Figure record listings:
· · ·

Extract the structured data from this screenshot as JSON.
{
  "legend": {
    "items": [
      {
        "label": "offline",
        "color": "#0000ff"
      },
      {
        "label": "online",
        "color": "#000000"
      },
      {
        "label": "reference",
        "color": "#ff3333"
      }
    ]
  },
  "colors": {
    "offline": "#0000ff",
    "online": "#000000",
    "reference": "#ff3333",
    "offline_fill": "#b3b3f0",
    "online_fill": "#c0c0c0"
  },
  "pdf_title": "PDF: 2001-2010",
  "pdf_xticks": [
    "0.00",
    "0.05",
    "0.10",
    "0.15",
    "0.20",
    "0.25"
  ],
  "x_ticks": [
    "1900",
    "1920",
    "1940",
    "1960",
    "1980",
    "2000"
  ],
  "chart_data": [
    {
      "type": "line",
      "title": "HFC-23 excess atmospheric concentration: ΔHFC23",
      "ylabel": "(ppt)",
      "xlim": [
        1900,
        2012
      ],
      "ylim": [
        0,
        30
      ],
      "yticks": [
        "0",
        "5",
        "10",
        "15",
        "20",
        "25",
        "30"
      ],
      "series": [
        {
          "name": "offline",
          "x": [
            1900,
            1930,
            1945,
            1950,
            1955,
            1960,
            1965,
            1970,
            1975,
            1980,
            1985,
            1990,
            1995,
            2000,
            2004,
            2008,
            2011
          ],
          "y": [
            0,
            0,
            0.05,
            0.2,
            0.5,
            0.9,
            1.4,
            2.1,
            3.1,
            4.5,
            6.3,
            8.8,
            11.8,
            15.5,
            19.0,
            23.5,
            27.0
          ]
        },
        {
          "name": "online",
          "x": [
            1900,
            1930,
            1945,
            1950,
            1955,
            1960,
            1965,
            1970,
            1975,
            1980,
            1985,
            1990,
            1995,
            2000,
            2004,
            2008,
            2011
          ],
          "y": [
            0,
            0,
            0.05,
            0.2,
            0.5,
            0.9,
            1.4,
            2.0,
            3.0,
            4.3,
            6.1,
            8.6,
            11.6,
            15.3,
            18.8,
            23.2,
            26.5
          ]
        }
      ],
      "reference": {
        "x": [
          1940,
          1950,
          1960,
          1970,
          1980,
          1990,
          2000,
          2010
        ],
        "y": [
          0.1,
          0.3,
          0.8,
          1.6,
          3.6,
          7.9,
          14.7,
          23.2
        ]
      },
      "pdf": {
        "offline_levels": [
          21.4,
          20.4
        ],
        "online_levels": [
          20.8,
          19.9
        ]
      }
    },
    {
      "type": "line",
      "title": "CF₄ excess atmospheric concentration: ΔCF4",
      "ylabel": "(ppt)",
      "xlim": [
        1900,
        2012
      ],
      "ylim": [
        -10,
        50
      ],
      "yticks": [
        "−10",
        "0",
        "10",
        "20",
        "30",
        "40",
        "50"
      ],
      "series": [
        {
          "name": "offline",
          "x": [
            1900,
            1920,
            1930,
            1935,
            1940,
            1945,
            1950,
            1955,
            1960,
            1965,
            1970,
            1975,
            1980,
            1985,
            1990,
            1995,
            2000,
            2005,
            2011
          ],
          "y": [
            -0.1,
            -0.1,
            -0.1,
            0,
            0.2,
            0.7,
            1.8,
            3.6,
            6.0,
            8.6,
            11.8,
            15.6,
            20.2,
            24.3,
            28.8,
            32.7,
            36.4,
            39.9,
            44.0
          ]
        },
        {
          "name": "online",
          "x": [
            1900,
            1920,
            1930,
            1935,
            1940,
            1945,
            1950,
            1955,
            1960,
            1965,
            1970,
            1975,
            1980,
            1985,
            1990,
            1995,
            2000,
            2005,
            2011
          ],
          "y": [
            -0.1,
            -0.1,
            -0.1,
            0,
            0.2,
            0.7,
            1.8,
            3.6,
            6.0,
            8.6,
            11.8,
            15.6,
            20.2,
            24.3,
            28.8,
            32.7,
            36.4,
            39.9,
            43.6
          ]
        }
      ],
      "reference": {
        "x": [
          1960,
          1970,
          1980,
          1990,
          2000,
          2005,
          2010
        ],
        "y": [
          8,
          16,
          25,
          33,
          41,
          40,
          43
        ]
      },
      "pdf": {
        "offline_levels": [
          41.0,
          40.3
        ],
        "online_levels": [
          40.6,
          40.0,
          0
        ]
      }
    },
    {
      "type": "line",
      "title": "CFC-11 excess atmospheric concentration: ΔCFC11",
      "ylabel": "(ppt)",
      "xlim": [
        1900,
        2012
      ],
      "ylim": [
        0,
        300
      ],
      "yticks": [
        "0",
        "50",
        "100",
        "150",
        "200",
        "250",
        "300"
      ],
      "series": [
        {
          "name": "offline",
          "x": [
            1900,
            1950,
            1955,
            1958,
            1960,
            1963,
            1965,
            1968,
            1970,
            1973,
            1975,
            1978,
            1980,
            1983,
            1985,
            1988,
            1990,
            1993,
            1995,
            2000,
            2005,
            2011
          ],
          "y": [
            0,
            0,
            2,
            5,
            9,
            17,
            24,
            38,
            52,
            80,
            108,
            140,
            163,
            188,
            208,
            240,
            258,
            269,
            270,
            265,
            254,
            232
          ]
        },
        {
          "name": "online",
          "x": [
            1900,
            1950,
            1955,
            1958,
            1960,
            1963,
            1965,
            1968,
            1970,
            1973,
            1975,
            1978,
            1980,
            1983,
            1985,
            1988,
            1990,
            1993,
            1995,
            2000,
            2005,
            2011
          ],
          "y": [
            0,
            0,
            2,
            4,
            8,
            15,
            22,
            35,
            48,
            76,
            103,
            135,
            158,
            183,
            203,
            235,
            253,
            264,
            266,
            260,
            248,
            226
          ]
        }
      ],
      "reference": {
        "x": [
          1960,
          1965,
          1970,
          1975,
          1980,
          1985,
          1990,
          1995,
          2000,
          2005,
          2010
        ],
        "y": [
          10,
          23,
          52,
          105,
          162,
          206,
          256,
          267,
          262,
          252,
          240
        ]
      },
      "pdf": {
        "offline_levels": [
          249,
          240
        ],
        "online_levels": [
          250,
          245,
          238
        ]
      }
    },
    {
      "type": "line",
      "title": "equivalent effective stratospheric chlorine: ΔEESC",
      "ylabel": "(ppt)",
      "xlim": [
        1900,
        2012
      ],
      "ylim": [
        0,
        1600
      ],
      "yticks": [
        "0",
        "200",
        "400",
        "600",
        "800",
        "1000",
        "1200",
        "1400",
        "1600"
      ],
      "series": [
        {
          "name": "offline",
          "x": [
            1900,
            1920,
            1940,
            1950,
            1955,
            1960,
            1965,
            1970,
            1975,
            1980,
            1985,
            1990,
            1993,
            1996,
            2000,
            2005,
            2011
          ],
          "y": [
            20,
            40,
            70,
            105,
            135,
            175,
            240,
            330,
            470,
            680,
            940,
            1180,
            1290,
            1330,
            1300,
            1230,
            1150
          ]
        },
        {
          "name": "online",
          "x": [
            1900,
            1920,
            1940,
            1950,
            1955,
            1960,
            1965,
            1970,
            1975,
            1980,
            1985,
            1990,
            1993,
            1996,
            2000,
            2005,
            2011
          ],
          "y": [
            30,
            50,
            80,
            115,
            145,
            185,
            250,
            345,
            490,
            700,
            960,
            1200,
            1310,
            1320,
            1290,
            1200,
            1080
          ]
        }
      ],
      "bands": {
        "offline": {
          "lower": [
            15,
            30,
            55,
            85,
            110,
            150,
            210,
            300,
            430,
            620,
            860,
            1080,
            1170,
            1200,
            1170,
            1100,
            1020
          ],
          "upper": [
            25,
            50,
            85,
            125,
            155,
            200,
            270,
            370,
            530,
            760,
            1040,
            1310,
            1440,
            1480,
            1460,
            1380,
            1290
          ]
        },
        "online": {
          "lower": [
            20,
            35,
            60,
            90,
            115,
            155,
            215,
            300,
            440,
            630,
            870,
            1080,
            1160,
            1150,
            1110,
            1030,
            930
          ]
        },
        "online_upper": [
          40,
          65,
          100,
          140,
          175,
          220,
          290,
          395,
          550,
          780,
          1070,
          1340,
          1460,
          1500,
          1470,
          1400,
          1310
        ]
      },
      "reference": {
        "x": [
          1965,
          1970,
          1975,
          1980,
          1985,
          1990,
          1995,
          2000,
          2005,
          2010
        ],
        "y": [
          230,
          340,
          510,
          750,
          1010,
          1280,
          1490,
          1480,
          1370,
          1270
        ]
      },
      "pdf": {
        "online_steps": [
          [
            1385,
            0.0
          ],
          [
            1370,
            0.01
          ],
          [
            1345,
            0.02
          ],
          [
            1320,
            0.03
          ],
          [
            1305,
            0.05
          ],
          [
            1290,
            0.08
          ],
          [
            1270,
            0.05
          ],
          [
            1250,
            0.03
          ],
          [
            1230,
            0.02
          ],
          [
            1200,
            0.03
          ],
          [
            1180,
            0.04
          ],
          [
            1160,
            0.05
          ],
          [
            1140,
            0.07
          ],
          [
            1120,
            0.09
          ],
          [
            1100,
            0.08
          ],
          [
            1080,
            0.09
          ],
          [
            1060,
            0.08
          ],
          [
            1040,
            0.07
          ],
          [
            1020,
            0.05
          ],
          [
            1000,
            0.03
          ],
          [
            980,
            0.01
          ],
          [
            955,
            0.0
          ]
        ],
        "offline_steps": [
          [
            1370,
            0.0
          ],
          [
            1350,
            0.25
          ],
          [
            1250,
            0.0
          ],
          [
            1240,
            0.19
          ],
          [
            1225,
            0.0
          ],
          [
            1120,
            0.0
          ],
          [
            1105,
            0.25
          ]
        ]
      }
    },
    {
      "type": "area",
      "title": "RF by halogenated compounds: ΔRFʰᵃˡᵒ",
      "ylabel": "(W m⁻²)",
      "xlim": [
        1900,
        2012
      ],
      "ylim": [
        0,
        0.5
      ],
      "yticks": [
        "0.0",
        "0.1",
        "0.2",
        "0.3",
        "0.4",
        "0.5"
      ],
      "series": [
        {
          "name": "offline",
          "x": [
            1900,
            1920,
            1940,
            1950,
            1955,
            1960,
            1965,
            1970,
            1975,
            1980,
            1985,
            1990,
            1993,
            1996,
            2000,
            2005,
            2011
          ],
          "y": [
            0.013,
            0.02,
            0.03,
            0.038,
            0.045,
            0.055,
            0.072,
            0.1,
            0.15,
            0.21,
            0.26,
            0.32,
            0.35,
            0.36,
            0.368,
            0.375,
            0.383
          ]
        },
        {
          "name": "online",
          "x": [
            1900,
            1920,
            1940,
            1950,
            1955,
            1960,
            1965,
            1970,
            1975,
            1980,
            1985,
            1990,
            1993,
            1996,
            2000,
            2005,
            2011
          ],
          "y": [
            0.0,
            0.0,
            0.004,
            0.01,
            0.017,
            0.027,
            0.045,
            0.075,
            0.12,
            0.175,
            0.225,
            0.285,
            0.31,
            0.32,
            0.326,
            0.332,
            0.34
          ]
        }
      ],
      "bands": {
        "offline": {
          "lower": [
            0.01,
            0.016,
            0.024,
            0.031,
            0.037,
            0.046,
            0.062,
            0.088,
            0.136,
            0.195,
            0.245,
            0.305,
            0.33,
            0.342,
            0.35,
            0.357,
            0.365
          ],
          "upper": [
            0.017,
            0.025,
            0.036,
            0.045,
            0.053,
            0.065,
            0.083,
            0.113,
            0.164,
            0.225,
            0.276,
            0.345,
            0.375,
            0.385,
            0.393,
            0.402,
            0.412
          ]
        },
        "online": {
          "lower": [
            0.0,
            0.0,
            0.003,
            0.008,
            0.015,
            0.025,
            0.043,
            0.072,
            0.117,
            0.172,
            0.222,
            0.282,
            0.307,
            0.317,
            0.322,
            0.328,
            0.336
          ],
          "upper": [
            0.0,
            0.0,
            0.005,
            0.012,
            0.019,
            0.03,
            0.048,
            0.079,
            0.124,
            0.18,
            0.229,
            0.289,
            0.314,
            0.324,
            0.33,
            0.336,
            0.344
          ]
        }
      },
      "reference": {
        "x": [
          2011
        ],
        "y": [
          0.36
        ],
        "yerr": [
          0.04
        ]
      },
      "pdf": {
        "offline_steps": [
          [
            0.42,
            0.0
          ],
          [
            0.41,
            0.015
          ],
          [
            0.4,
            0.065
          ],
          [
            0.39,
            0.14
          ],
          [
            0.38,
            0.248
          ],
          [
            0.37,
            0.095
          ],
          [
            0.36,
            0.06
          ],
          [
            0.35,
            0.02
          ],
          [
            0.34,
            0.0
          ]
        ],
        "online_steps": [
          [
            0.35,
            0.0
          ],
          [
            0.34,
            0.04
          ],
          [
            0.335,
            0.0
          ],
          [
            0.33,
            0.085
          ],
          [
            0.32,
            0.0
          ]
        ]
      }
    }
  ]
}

· · ·

◆ OBJECTIVE:
Wherever the word "atmospheric" occurs in a line of the listing, copy that line.

◆ PROBLEM SOLUTION:
      "title": "HFC-23 excess atmospheric concentration: ΔHFC23",
      "title": "CF₄ excess atmospheric concentration: ΔCF4",
      "title": "CFC-11 excess atmospheric concentration: ΔCFC11",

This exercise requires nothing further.